● Directions for this task
Return all the data below as it stands, minus the pictures.
-- begin Supplied material --
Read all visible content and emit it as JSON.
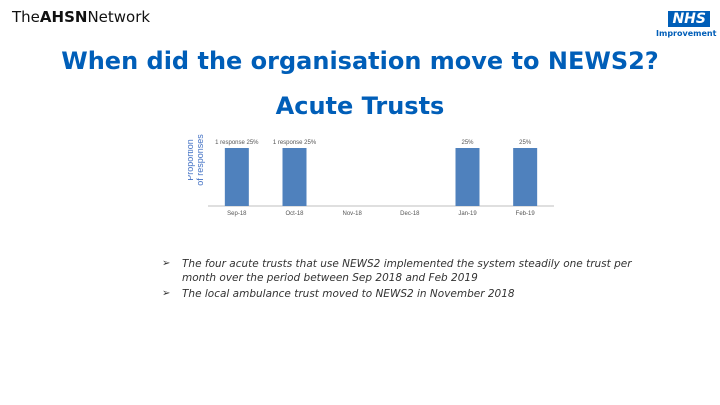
{
  "header": {
    "brand_prefix": "The",
    "brand_bold": "AHSN",
    "brand_suffix": "Network",
    "logo_badge": "NHS",
    "logo_sub": "Improvement"
  },
  "title": "When did the organisation move to NEWS2?",
  "subtitle": "Acute Trusts",
  "chart_data": {
    "type": "bar",
    "ylabel": "Proportion of responses",
    "categories": [
      "Sep-18",
      "Oct-18",
      "Nov-18",
      "Dec-18",
      "Jan-19",
      "Feb-19"
    ],
    "values": [
      25,
      25,
      0,
      0,
      25,
      25
    ],
    "data_labels": [
      "1 response 25%",
      "1 response 25%",
      "",
      "",
      "25%",
      "25%"
    ],
    "bar_color": "#4f81bd",
    "ylim": [
      0,
      25
    ],
    "grid": false
  },
  "bullets": [
    "The four acute trusts that use NEWS2 implemented the system steadily one trust per month over the period between Sep 2018 and Feb 2019",
    "The local ambulance trust moved to NEWS2 in November 2018"
  ],
  "bullet_marker": "➢"
}
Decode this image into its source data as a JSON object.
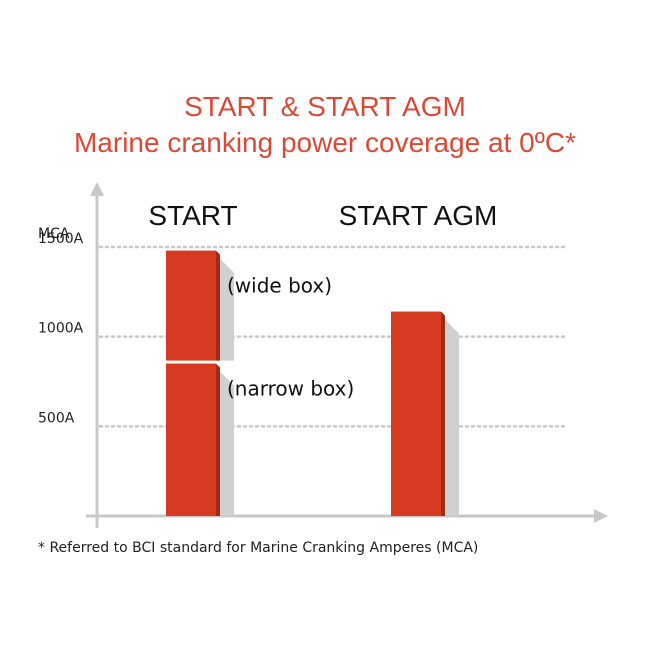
{
  "title_line1": "START & START AGM",
  "title_line2": "Marine cranking power coverage at 0ºC*",
  "footnote": "* Referred to BCI standard for Marine Cranking Amperes (MCA)",
  "colors": {
    "title": "#d94a36",
    "bar": "#d63a20",
    "axis": "#c8c8c8",
    "grid": "#c8c8c8"
  },
  "chart_data": {
    "type": "bar",
    "categories": [
      "START",
      "START AGM"
    ],
    "ylabel": "MCA",
    "ylim": [
      0,
      1650
    ],
    "y_ticks": [
      {
        "value": 500,
        "label": "500A"
      },
      {
        "value": 1000,
        "label": "1000A"
      },
      {
        "value": 1500,
        "label": "1500A"
      }
    ],
    "grid": "dotted horizontal lines at ticks",
    "bars": [
      {
        "category": "START",
        "segments": [
          {
            "from": 0,
            "to": 850,
            "label": "(narrow box)"
          },
          {
            "from": 850,
            "to": 1480,
            "label": "(wide box)"
          }
        ]
      },
      {
        "category": "START AGM",
        "segments": [
          {
            "from": 0,
            "to": 1140,
            "label": ""
          }
        ]
      }
    ]
  }
}
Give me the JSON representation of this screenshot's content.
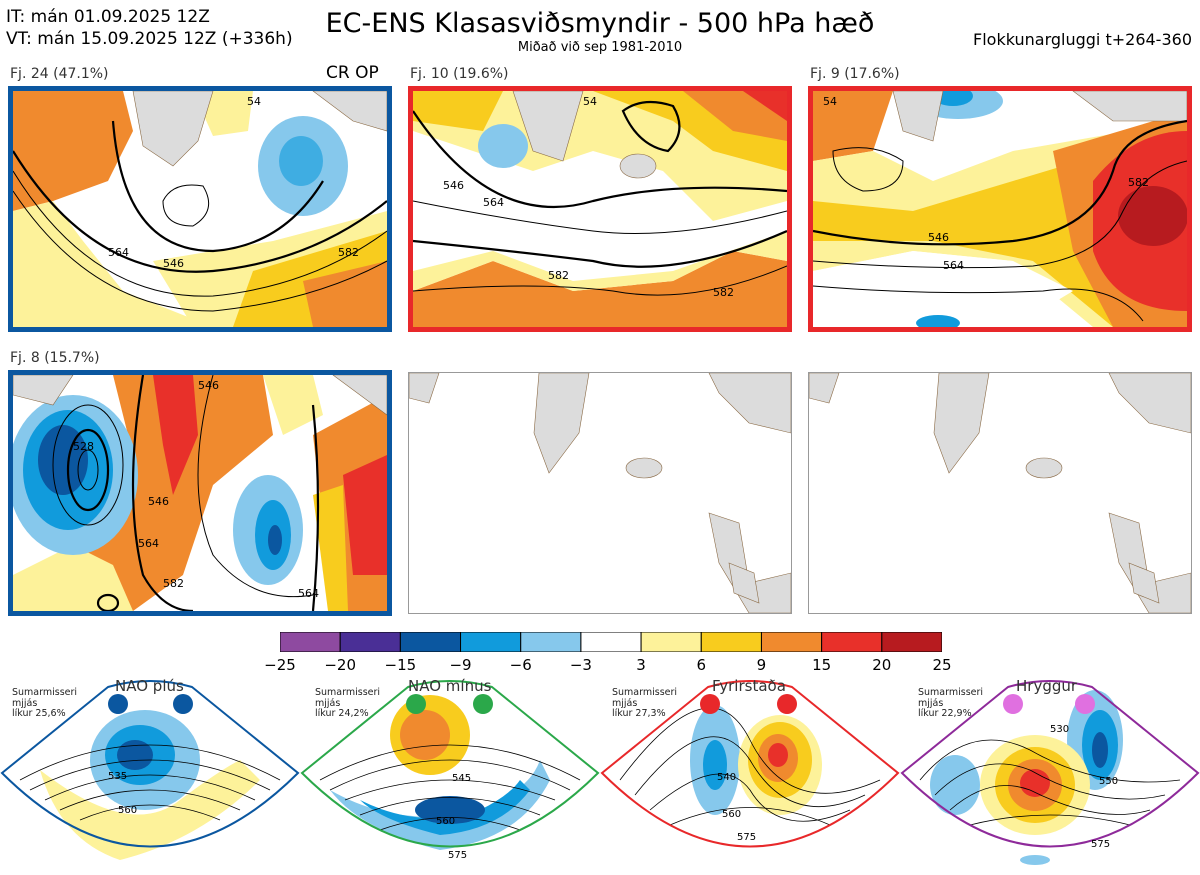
{
  "header": {
    "it_line": "IT: mán 01.09.2025 12Z",
    "vt_line": "VT: mán 15.09.2025 12Z  (+336h)",
    "title": "EC-ENS Klasasviðsmyndir - 500 hPa hæð",
    "subtitle": "Miðað við sep 1981-2010",
    "window": "Flokkunargluggi t+264-360"
  },
  "clusters": [
    {
      "label": "Fj. 24 (47.1%)",
      "tag": "CR OP",
      "border_color": "#0b57a0",
      "contours": [
        "546",
        "564",
        "582",
        "54"
      ]
    },
    {
      "label": "Fj. 10 (19.6%)",
      "tag": "",
      "border_color": "#e8282a",
      "contours": [
        "546",
        "564",
        "582",
        "54"
      ]
    },
    {
      "label": "Fj. 9 (17.6%)",
      "tag": "",
      "border_color": "#e8282a",
      "contours": [
        "546",
        "564",
        "582",
        "54"
      ]
    },
    {
      "label": "Fj. 8 (15.7%)",
      "tag": "",
      "border_color": "#0b57a0",
      "contours": [
        "546",
        "564",
        "582",
        "528"
      ]
    }
  ],
  "colorbar": {
    "ticks": [
      "−25",
      "−20",
      "−15",
      "−9",
      "−6",
      "−3",
      "3",
      "6",
      "9",
      "15",
      "20",
      "25"
    ],
    "colors": [
      "#8e4aa0",
      "#4a2f96",
      "#0b57a0",
      "#119bdc",
      "#86c8ec",
      "#ffffff",
      "#fdf29a",
      "#f8cc1e",
      "#f08a2e",
      "#e8302a",
      "#b71b1f"
    ]
  },
  "regimes": [
    {
      "title": "NAO plús",
      "note": [
        "Sumarmisseri",
        "mjjás",
        "líkur 25,6%"
      ],
      "color": "#0b57a0",
      "contours": [
        "535",
        "560"
      ]
    },
    {
      "title": "NAO mínus",
      "note": [
        "Sumarmisseri",
        "mjjás",
        "líkur 24,2%"
      ],
      "color": "#2ba84a",
      "contours": [
        "545",
        "560",
        "575"
      ]
    },
    {
      "title": "Fyrirstaða",
      "note": [
        "Sumarmisseri",
        "mjjás",
        "líkur 27,3%"
      ],
      "color": "#e8282a",
      "contours": [
        "540",
        "560",
        "575"
      ]
    },
    {
      "title": "Hryggur",
      "note": [
        "Sumarmisseri",
        "mjjás",
        "líkur 22,9%"
      ],
      "color": "#e070e0",
      "contours": [
        "530",
        "550",
        "575"
      ]
    }
  ]
}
-- end Supplied material --
● Task response
Read all visible content and emit it as JSON.
{
  "header": {
    "brand_prefix": "The",
    "brand_bold": "AHSN",
    "brand_suffix": "Network",
    "logo_badge": "NHS",
    "logo_sub": "Improvement"
  },
  "title": "When did the organisation move to NEWS2?",
  "subtitle": "Acute Trusts",
  "chart_data": {
    "type": "bar",
    "ylabel": "Proportion of responses",
    "categories": [
      "Sep-18",
      "Oct-18",
      "Nov-18",
      "Dec-18",
      "Jan-19",
      "Feb-19"
    ],
    "values": [
      25,
      25,
      0,
      0,
      25,
      25
    ],
    "data_labels": [
      "1 response 25%",
      "1 response 25%",
      "",
      "",
      "25%",
      "25%"
    ],
    "bar_color": "#4f81bd",
    "ylim": [
      0,
      25
    ],
    "grid": false
  },
  "bullets": [
    "The four acute trusts that use NEWS2 implemented the system steadily one trust per month over the period between Sep 2018 and Feb 2019",
    "The local ambulance trust moved to NEWS2 in November 2018"
  ],
  "bullet_marker": "➢"
}
Decode this image into its source data as a JSON object.
{
  "title_line1": "START & START AGM",
  "title_line2": "Marine cranking power coverage at 0ºC*",
  "footnote": "* Referred to BCI standard for Marine Cranking Amperes (MCA)",
  "colors": {
    "title": "#d94a36",
    "bar": "#d63a20",
    "axis": "#c8c8c8",
    "grid": "#c8c8c8"
  },
  "chart_data": {
    "type": "bar",
    "categories": [
      "START",
      "START AGM"
    ],
    "ylabel": "MCA",
    "ylim": [
      0,
      1650
    ],
    "y_ticks": [
      {
        "value": 500,
        "label": "500A"
      },
      {
        "value": 1000,
        "label": "1000A"
      },
      {
        "value": 1500,
        "label": "1500A"
      }
    ],
    "grid": "dotted horizontal lines at ticks",
    "bars": [
      {
        "category": "START",
        "segments": [
          {
            "from": 0,
            "to": 850,
            "label": "(narrow box)"
          },
          {
            "from": 850,
            "to": 1480,
            "label": "(wide box)"
          }
        ]
      },
      {
        "category": "START AGM",
        "segments": [
          {
            "from": 0,
            "to": 1140,
            "label": ""
          }
        ]
      }
    ]
  }
}
Give me the JSON representation of this screenshot's content.
{
  "header": {
    "it_line": "IT: mán 01.09.2025 12Z",
    "vt_line": "VT: mán 15.09.2025 12Z  (+336h)",
    "title": "EC-ENS Klasasviðsmyndir - 500 hPa hæð",
    "subtitle": "Miðað við sep 1981-2010",
    "window": "Flokkunargluggi t+264-360"
  },
  "clusters": [
    {
      "label": "Fj. 24 (47.1%)",
      "tag": "CR OP",
      "border_color": "#0b57a0",
      "contours": [
        "546",
        "564",
        "582",
        "54"
      ]
    },
    {
      "label": "Fj. 10 (19.6%)",
      "tag": "",
      "border_color": "#e8282a",
      "contours": [
        "546",
        "564",
        "582",
        "54"
      ]
    },
    {
      "label": "Fj. 9 (17.6%)",
      "tag": "",
      "border_color": "#e8282a",
      "contours": [
        "546",
        "564",
        "582",
        "54"
      ]
    },
    {
      "label": "Fj. 8 (15.7%)",
      "tag": "",
      "border_color": "#0b57a0",
      "contours": [
        "546",
        "564",
        "582",
        "528"
      ]
    }
  ],
  "colorbar": {
    "ticks": [
      "−25",
      "−20",
      "−15",
      "−9",
      "−6",
      "−3",
      "3",
      "6",
      "9",
      "15",
      "20",
      "25"
    ],
    "colors": [
      "#8e4aa0",
      "#4a2f96",
      "#0b57a0",
      "#119bdc",
      "#86c8ec",
      "#ffffff",
      "#fdf29a",
      "#f8cc1e",
      "#f08a2e",
      "#e8302a",
      "#b71b1f"
    ]
  },
  "regimes": [
    {
      "title": "NAO plús",
      "note": [
        "Sumarmisseri",
        "mjjás",
        "líkur 25,6%"
      ],
      "color": "#0b57a0",
      "contours": [
        "535",
        "560"
      ]
    },
    {
      "title": "NAO mínus",
      "note": [
        "Sumarmisseri",
        "mjjás",
        "líkur 24,2%"
      ],
      "color": "#2ba84a",
      "contours": [
        "545",
        "560",
        "575"
      ]
    },
    {
      "title": "Fyrirstaða",
      "note": [
        "Sumarmisseri",
        "mjjás",
        "líkur 27,3%"
      ],
      "color": "#e8282a",
      "contours": [
        "540",
        "560",
        "575"
      ]
    },
    {
      "title": "Hryggur",
      "note": [
        "Sumarmisseri",
        "mjjás",
        "líkur 22,9%"
      ],
      "color": "#e070e0",
      "contours": [
        "530",
        "550",
        "575"
      ]
    }
  ]
}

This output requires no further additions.